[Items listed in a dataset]
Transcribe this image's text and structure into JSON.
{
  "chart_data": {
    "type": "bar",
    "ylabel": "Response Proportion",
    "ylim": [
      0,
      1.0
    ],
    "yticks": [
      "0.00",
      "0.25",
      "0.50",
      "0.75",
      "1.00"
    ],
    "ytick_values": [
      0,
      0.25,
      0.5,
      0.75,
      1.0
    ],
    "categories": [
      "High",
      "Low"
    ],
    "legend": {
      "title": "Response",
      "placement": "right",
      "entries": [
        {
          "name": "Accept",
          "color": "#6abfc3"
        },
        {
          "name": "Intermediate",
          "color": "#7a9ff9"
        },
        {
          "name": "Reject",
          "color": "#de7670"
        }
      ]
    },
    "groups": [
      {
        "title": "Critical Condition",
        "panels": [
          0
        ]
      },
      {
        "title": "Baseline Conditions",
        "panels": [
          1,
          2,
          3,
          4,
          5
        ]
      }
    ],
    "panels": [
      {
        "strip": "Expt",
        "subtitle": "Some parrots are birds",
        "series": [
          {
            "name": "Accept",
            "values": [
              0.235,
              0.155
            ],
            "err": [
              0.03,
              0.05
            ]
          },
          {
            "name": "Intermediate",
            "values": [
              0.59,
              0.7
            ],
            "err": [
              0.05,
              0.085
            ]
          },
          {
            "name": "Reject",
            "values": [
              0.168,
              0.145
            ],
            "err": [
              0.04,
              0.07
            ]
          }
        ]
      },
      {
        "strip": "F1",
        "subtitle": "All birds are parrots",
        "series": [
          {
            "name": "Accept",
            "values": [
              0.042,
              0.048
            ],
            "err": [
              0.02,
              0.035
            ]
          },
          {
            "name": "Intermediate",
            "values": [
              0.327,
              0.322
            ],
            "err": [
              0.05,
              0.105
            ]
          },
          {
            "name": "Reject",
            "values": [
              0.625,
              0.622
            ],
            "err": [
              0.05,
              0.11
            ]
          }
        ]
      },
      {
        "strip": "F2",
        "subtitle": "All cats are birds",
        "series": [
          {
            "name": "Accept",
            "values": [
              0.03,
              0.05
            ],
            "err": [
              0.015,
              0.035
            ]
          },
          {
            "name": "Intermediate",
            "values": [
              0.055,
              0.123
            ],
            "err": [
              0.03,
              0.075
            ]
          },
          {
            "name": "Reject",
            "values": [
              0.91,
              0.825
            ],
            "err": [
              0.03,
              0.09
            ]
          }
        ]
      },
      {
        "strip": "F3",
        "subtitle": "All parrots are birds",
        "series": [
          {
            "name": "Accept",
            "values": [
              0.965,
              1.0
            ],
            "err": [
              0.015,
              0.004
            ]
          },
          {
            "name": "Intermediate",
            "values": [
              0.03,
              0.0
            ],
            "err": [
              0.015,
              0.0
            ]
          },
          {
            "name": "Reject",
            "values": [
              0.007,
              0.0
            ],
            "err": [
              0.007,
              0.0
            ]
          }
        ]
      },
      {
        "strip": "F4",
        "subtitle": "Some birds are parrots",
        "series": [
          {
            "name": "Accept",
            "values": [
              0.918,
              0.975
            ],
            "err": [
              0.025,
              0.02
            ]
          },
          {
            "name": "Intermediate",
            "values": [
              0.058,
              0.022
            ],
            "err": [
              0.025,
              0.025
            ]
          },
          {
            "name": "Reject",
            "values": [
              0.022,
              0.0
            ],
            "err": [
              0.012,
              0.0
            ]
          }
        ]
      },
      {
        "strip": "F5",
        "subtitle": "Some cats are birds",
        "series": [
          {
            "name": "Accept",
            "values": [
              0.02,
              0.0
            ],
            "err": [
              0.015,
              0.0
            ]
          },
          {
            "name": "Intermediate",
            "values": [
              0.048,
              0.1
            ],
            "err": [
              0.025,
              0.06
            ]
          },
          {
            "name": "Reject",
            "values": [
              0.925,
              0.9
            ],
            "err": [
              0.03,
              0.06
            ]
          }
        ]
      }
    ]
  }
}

EXERCISE TASK
Write out the material exactly as given.

EXERCISE SOLUTION
Transcribe this image's text and structure into JSON.
{
  "chart_data": {
    "type": "bar",
    "ylabel": "Response Proportion",
    "ylim": [
      0,
      1.0
    ],
    "yticks": [
      "0.00",
      "0.25",
      "0.50",
      "0.75",
      "1.00"
    ],
    "ytick_values": [
      0,
      0.25,
      0.5,
      0.75,
      1.0
    ],
    "categories": [
      "High",
      "Low"
    ],
    "legend": {
      "title": "Response",
      "placement": "right",
      "entries": [
        {
          "name": "Accept",
          "color": "#6abfc3"
        },
        {
          "name": "Intermediate",
          "color": "#7a9ff9"
        },
        {
          "name": "Reject",
          "color": "#de7670"
        }
      ]
    },
    "groups": [
      {
        "title": "Critical Condition",
        "panels": [
          0
        ]
      },
      {
        "title": "Baseline Conditions",
        "panels": [
          1,
          2,
          3,
          4,
          5
        ]
      }
    ],
    "panels": [
      {
        "strip": "Expt",
        "subtitle": "Some parrots are birds",
        "series": [
          {
            "name": "Accept",
            "values": [
              0.235,
              0.155
            ],
            "err": [
              0.03,
              0.05
            ]
          },
          {
            "name": "Intermediate",
            "values": [
              0.59,
              0.7
            ],
            "err": [
              0.05,
              0.085
            ]
          },
          {
            "name": "Reject",
            "values": [
              0.168,
              0.145
            ],
            "err": [
              0.04,
              0.07
            ]
          }
        ]
      },
      {
        "strip": "F1",
        "subtitle": "All birds are parrots",
        "series": [
          {
            "name": "Accept",
            "values": [
              0.042,
              0.048
            ],
            "err": [
              0.02,
              0.035
            ]
          },
          {
            "name": "Intermediate",
            "values": [
              0.327,
              0.322
            ],
            "err": [
              0.05,
              0.105
            ]
          },
          {
            "name": "Reject",
            "values": [
              0.625,
              0.622
            ],
            "err": [
              0.05,
              0.11
            ]
          }
        ]
      },
      {
        "strip": "F2",
        "subtitle": "All cats are birds",
        "series": [
          {
            "name": "Accept",
            "values": [
              0.03,
              0.05
            ],
            "err": [
              0.015,
              0.035
            ]
          },
          {
            "name": "Intermediate",
            "values": [
              0.055,
              0.123
            ],
            "err": [
              0.03,
              0.075
            ]
          },
          {
            "name": "Reject",
            "values": [
              0.91,
              0.825
            ],
            "err": [
              0.03,
              0.09
            ]
          }
        ]
      },
      {
        "strip": "F3",
        "subtitle": "All parrots are birds",
        "series": [
          {
            "name": "Accept",
            "values": [
              0.965,
              1.0
            ],
            "err": [
              0.015,
              0.004
            ]
          },
          {
            "name": "Intermediate",
            "values": [
              0.03,
              0.0
            ],
            "err": [
              0.015,
              0.0
            ]
          },
          {
            "name": "Reject",
            "values": [
              0.007,
              0.0
            ],
            "err": [
              0.007,
              0.0
            ]
          }
        ]
      },
      {
        "strip": "F4",
        "subtitle": "Some birds are parrots",
        "series": [
          {
            "name": "Accept",
            "values": [
              0.918,
              0.975
            ],
            "err": [
              0.025,
              0.02
            ]
          },
          {
            "name": "Intermediate",
            "values": [
              0.058,
              0.022
            ],
            "err": [
              0.025,
              0.025
            ]
          },
          {
            "name": "Reject",
            "values": [
              0.022,
              0.0
            ],
            "err": [
              0.012,
              0.0
            ]
          }
        ]
      },
      {
        "strip": "F5",
        "subtitle": "Some cats are birds",
        "series": [
          {
            "name": "Accept",
            "values": [
              0.02,
              0.0
            ],
            "err": [
              0.015,
              0.0
            ]
          },
          {
            "name": "Intermediate",
            "values": [
              0.048,
              0.1
            ],
            "err": [
              0.025,
              0.06
            ]
          },
          {
            "name": "Reject",
            "values": [
              0.925,
              0.9
            ],
            "err": [
              0.03,
              0.06
            ]
          }
        ]
      }
    ]
  }
}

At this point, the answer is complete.